Stored data:
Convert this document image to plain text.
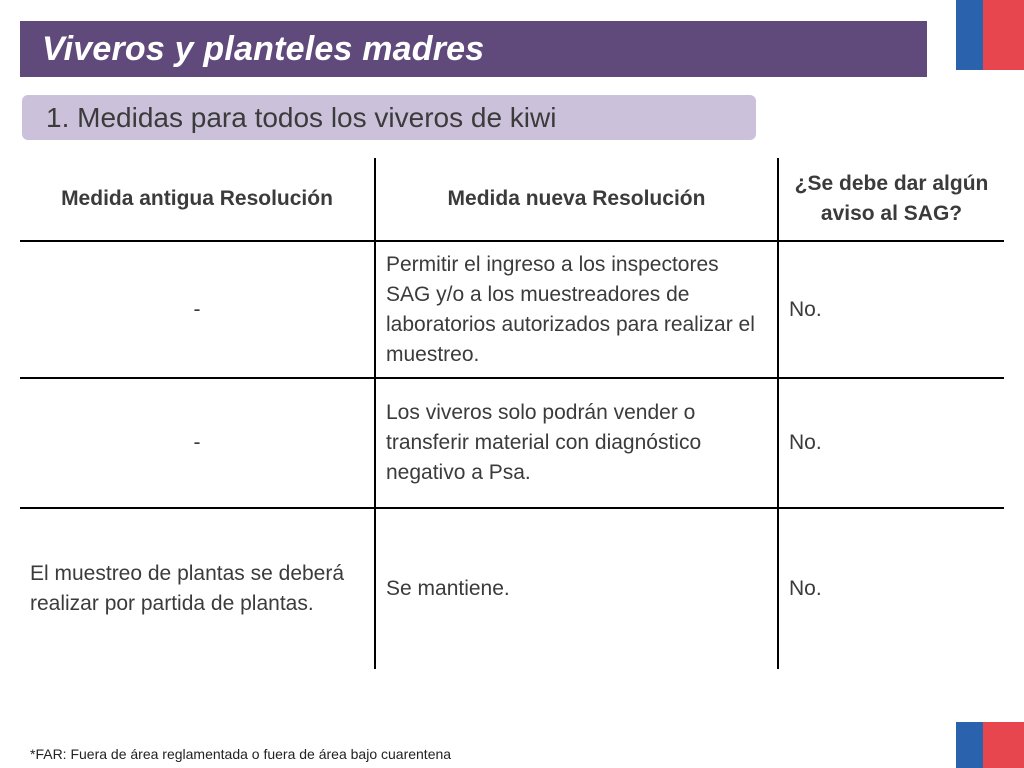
Viveros y planteles madres
1. Medidas para todos los viveros de kiwi
Medida antigua Resolución	Medida nueva Resolución	¿Se debe dar algún aviso al SAG?
-	Permitir el ingreso a los inspectores SAG y/o a los muestreadores de laboratorios autorizados para realizar el muestreo.	No.
-	Los viveros solo podrán vender o transferir material con diagnóstico negativo a Psa.	No.
El muestreo de plantas se deberá realizar por partida de plantas.	Se mantiene.	No.
*FAR: Fuera de área reglamentada o fuera de área bajo cuarentena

** Requirement **
Quote the listing above in full, except for the pictures.

** Solution for this exercise **
Convert this document image to plain text.
Viveros y planteles madres
1. Medidas para todos los viveros de kiwi
Medida antigua Resolución	Medida nueva Resolución	¿Se debe dar algún aviso al SAG?
-	Permitir el ingreso a los inspectores SAG y/o a los muestreadores de laboratorios autorizados para realizar el muestreo.	No.
-	Los viveros solo podrán vender o transferir material con diagnóstico negativo a Psa.	No.
El muestreo de plantas se deberá realizar por partida de plantas.	Se mantiene.	No.
*FAR: Fuera de área reglamentada o fuera de área bajo cuarentena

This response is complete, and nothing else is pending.